EXERCISE DIRECTIONS
Return each line of the data below verbatim; pictures are to be left out.

+===+

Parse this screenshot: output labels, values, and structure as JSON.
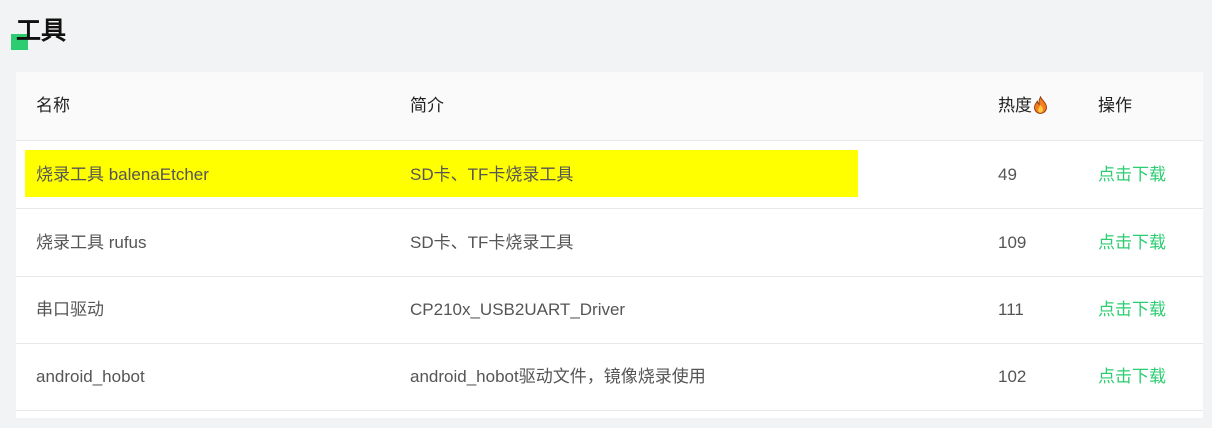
{
  "section": {
    "title": "工具"
  },
  "table": {
    "headers": {
      "name": "名称",
      "description": "简介",
      "heat": "热度",
      "heat_icon": "fire-icon",
      "action": "操作"
    },
    "rows": [
      {
        "name": "烧录工具 balenaEtcher",
        "description": "SD卡、TF卡烧录工具",
        "heat": "49",
        "action": "点击下载",
        "highlighted": true
      },
      {
        "name": "烧录工具 rufus",
        "description": "SD卡、TF卡烧录工具",
        "heat": "109",
        "action": "点击下载",
        "highlighted": false
      },
      {
        "name": "串口驱动",
        "description": "CP210x_USB2UART_Driver",
        "heat": "111",
        "action": "点击下载",
        "highlighted": false
      },
      {
        "name": "android_hobot",
        "description": "android_hobot驱动文件，镜像烧录使用",
        "heat": "102",
        "action": "点击下载",
        "highlighted": false
      }
    ]
  },
  "colors": {
    "accent": "#2bcd70",
    "highlight": "#ffff00",
    "page_background": "#f2f3f5",
    "header_background": "#fafafa"
  }
}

+===+

TASK RESPONSE
Parse this screenshot: output labels, values, and structure as JSON.
{
  "section": {
    "title": "工具"
  },
  "table": {
    "headers": {
      "name": "名称",
      "description": "简介",
      "heat": "热度",
      "heat_icon": "fire-icon",
      "action": "操作"
    },
    "rows": [
      {
        "name": "烧录工具 balenaEtcher",
        "description": "SD卡、TF卡烧录工具",
        "heat": "49",
        "action": "点击下载",
        "highlighted": true
      },
      {
        "name": "烧录工具 rufus",
        "description": "SD卡、TF卡烧录工具",
        "heat": "109",
        "action": "点击下载",
        "highlighted": false
      },
      {
        "name": "串口驱动",
        "description": "CP210x_USB2UART_Driver",
        "heat": "111",
        "action": "点击下载",
        "highlighted": false
      },
      {
        "name": "android_hobot",
        "description": "android_hobot驱动文件，镜像烧录使用",
        "heat": "102",
        "action": "点击下载",
        "highlighted": false
      }
    ]
  },
  "colors": {
    "accent": "#2bcd70",
    "highlight": "#ffff00",
    "page_background": "#f2f3f5",
    "header_background": "#fafafa"
  }
}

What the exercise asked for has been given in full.